# Work to do
Copy each line of the records that contains the word "Выкса".

^^^^^^^^

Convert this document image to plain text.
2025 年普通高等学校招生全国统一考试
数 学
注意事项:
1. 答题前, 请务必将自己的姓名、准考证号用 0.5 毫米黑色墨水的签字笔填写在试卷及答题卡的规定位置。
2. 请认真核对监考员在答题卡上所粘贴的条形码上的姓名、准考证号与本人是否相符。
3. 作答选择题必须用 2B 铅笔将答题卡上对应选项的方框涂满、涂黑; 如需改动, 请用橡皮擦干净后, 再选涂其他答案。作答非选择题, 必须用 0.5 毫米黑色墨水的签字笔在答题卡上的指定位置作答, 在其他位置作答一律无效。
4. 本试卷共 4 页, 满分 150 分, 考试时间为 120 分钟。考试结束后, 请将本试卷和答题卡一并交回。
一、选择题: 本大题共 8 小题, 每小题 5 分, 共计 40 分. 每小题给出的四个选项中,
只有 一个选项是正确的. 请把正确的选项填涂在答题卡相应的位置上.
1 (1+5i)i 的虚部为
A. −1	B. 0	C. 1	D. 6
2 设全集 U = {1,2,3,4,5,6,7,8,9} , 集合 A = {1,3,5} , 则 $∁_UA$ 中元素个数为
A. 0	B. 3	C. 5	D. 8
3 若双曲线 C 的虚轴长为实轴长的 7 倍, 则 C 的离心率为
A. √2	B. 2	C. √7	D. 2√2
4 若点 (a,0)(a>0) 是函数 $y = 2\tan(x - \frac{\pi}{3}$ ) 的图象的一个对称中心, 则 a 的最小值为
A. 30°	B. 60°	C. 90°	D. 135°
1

^^^^^^^^

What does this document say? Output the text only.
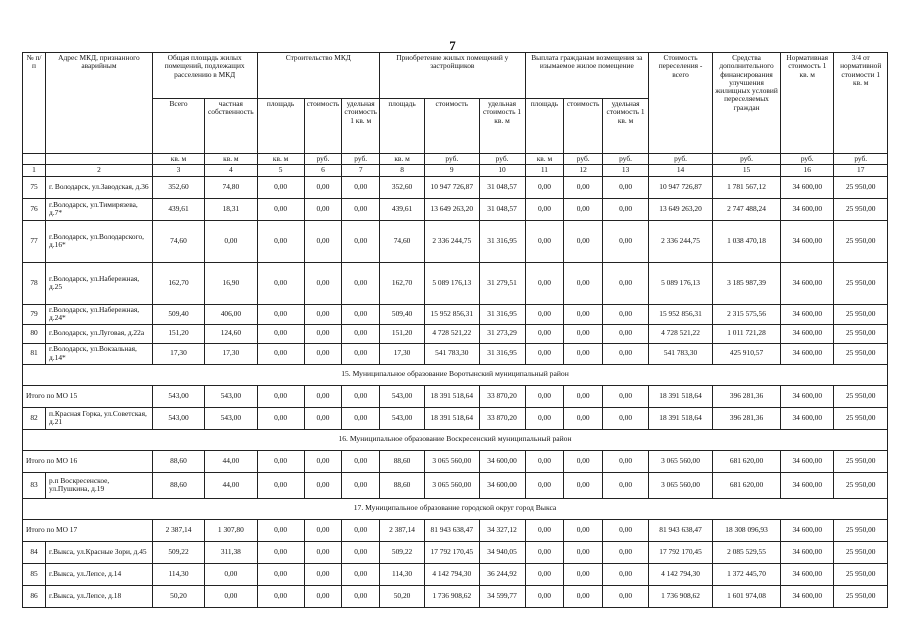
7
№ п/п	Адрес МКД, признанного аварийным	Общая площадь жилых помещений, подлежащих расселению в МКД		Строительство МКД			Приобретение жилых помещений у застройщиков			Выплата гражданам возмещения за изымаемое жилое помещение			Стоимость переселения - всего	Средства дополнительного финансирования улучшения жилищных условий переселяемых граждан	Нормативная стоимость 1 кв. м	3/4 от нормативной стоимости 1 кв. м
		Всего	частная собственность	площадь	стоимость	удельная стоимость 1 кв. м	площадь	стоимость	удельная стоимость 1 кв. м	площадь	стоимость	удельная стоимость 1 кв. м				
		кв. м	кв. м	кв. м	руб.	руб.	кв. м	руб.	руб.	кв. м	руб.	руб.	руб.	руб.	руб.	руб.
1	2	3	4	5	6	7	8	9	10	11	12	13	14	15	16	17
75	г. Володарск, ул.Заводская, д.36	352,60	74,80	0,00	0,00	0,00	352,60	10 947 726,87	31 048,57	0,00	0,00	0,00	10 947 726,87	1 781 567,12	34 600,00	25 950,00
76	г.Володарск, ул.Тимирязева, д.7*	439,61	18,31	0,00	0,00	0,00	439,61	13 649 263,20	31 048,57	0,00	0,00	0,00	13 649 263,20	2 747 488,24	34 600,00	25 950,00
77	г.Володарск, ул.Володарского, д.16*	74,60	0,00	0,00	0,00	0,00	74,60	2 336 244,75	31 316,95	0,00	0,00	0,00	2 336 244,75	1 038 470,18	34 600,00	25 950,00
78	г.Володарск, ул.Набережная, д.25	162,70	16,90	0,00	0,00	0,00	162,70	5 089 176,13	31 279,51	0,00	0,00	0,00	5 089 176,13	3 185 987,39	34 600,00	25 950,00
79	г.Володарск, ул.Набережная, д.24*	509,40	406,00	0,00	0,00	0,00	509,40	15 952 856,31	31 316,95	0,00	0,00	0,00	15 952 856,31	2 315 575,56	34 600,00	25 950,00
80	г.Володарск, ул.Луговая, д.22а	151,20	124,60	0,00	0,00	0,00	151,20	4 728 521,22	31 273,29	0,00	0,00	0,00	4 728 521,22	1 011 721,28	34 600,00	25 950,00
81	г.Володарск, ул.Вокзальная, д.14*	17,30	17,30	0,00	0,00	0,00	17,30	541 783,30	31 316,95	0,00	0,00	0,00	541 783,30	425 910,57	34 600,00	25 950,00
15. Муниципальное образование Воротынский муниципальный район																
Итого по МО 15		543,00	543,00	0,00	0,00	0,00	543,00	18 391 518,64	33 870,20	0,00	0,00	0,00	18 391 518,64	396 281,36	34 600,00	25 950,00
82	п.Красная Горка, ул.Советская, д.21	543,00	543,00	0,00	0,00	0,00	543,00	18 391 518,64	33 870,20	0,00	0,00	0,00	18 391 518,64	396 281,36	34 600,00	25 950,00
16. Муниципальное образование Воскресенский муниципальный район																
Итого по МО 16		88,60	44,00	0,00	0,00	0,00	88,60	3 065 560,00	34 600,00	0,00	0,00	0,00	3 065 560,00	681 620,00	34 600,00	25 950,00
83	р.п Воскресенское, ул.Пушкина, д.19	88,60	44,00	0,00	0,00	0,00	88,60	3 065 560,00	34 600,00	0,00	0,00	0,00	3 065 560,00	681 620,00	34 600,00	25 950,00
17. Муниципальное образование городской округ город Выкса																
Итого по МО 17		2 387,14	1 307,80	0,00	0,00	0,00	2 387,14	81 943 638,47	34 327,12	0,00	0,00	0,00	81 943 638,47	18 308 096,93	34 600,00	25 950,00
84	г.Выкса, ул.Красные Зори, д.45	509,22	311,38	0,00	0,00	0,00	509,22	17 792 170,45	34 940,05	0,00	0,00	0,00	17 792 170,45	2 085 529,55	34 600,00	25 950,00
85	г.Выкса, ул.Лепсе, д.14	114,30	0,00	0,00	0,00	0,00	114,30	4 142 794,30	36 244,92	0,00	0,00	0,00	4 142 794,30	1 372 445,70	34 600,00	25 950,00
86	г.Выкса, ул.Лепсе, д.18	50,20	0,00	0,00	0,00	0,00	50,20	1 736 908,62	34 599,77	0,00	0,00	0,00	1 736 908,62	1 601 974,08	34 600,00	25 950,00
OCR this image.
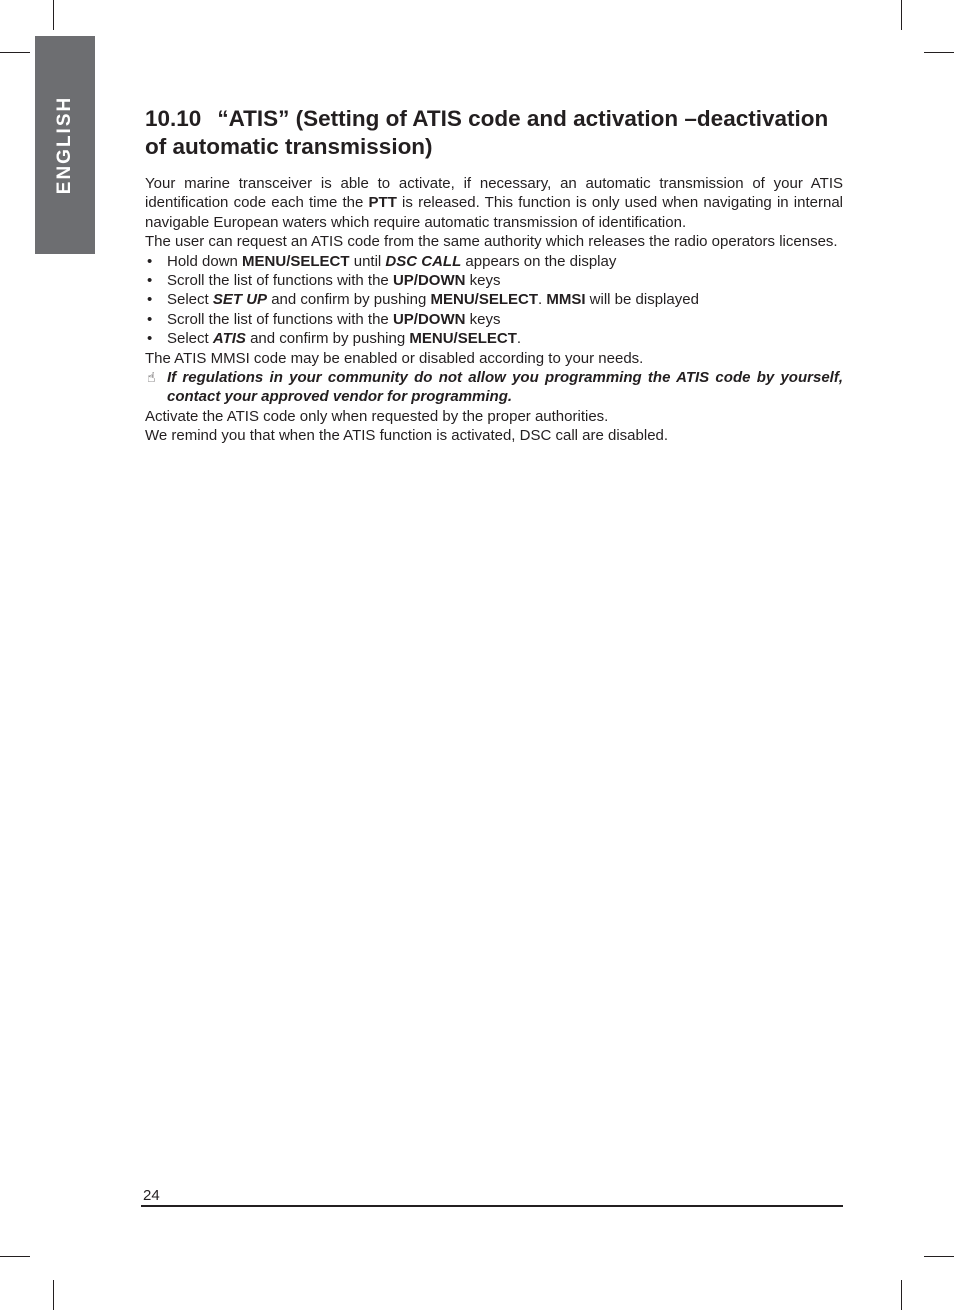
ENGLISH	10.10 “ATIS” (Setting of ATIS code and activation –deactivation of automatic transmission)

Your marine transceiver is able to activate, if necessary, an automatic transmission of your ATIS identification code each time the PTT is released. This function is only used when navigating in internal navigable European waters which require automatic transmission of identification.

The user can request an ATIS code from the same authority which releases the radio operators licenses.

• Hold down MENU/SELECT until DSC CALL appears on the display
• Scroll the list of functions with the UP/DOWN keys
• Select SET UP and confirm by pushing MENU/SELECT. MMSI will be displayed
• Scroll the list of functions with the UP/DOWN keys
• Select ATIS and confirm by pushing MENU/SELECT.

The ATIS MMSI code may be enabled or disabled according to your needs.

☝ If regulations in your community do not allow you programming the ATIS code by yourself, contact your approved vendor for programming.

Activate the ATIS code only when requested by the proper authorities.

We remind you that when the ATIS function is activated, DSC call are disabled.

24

^^^^^^^^

# Solved problem
17. Муниципальное образование городской округ город Выкса																
84	г.Выкса, ул.Красные Зори, д.45	509,22	311,38	0,00	0,00	0,00	509,22	17 792 170,45	34 940,05	0,00	0,00	0,00	17 792 170,45	2 085 529,55	34 600,00	25 950,00
85	г.Выкса, ул.Лепсе, д.14	114,30	0,00	0,00	0,00	0,00	114,30	4 142 794,30	36 244,92	0,00	0,00	0,00	4 142 794,30	1 372 445,70	34 600,00	25 950,00
86	г.Выкса, ул.Лепсе, д.18	50,20	0,00	0,00	0,00	0,00	50,20	1 736 908,62	34 599,77	0,00	0,00	0,00	1 736 908,62	1 601 974,08	34 600,00	25 950,00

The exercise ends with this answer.